**WHAT IS ASKED**: Where a line below holds the string "less", copy that line.

**EXCERPTED RECORDS**:
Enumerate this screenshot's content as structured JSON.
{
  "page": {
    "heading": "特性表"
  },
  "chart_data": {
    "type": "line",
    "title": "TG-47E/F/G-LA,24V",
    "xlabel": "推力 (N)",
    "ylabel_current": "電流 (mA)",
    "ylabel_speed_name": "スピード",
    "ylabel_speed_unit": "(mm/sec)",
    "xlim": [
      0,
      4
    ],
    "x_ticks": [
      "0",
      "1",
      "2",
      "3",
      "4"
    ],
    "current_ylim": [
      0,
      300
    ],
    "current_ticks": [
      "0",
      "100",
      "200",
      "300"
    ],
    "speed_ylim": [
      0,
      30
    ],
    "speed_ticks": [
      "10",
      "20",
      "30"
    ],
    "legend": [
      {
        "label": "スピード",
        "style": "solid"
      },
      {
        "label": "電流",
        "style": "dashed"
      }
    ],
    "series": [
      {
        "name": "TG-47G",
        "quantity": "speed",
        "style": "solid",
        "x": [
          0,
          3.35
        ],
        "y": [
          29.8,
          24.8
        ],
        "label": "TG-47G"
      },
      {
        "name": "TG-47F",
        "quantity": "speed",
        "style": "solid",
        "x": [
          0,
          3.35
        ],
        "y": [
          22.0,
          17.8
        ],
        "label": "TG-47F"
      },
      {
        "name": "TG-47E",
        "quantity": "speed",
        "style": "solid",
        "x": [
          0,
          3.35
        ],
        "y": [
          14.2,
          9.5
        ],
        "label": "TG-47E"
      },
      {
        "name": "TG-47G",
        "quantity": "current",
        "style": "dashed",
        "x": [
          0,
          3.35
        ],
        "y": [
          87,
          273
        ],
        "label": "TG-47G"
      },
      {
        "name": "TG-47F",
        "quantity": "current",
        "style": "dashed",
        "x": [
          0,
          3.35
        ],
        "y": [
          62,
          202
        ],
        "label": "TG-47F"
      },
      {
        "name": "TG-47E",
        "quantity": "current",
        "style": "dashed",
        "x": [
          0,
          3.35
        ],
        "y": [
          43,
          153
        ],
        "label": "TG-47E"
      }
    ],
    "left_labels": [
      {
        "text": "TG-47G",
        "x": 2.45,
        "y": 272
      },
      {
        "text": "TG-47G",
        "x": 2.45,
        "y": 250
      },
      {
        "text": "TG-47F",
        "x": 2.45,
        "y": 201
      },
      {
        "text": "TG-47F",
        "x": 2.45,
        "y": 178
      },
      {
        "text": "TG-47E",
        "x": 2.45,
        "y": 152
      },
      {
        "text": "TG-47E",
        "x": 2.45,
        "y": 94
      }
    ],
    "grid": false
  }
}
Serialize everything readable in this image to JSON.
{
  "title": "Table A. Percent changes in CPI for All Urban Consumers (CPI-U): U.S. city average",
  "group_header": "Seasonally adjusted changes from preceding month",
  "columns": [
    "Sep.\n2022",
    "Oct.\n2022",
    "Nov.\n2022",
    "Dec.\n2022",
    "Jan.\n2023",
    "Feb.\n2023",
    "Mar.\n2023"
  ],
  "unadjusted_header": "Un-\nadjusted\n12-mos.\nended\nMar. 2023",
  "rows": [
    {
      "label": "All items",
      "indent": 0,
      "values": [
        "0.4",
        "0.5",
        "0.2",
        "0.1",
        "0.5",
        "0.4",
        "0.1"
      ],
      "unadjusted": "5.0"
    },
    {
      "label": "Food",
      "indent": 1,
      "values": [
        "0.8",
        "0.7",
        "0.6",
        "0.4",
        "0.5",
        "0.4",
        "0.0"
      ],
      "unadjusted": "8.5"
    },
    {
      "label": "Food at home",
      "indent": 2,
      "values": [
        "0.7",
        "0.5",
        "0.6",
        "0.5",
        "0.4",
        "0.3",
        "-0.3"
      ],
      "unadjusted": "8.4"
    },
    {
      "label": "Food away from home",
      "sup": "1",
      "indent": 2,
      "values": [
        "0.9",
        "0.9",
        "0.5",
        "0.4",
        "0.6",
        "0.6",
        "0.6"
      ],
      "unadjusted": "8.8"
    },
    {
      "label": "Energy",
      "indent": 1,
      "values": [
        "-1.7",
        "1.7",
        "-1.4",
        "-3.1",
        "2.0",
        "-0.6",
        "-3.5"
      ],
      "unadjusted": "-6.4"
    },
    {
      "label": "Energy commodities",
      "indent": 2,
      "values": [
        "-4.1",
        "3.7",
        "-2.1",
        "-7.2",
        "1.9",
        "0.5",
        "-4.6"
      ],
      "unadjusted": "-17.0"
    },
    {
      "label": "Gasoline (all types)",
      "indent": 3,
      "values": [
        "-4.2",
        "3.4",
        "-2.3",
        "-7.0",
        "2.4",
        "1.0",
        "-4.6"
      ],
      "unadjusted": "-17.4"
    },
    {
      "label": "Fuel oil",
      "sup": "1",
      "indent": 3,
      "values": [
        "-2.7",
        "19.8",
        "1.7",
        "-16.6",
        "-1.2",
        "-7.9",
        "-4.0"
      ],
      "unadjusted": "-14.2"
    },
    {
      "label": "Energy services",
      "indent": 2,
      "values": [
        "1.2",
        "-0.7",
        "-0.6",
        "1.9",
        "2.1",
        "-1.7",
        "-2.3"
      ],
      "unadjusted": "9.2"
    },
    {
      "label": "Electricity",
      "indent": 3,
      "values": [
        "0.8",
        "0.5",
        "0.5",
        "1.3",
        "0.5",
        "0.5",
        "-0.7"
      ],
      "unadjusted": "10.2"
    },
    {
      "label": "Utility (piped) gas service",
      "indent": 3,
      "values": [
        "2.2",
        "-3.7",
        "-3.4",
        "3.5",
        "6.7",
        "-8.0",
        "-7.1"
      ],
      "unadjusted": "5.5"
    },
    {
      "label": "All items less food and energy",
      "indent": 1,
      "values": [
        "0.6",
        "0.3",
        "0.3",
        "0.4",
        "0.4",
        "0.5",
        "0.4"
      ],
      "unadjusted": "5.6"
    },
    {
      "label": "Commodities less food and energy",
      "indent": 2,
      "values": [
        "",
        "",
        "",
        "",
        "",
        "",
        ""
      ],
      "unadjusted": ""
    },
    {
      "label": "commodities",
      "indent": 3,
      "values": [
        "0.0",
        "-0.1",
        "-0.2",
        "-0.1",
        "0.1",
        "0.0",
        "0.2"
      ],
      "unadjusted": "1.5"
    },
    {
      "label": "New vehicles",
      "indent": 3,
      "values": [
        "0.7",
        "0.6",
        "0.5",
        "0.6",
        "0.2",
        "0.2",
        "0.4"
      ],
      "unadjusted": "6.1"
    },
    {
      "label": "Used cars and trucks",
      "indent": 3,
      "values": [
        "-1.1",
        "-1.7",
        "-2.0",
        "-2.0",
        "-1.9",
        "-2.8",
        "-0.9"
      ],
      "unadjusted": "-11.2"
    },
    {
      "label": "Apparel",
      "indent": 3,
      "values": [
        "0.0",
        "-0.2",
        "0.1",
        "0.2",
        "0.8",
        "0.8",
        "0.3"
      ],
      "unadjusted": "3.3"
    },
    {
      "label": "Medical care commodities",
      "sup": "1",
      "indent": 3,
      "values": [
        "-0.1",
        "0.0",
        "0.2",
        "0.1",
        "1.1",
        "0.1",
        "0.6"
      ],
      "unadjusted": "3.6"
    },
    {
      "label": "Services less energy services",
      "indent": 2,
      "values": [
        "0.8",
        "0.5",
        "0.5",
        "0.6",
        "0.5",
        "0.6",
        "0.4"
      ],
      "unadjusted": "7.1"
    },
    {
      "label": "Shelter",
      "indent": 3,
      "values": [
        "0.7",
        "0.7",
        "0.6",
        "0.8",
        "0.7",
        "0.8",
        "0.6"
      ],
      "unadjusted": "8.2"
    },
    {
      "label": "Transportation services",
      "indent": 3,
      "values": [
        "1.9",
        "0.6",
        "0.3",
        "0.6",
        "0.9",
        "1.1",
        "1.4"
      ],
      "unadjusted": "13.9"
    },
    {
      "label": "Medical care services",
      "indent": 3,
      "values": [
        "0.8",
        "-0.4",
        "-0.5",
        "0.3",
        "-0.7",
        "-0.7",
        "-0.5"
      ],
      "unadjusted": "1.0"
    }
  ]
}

**ANSWER**:
      "label": "All items less food and energy",
      "label": "Commodities less food and energy",
      "label": "Services less energy services",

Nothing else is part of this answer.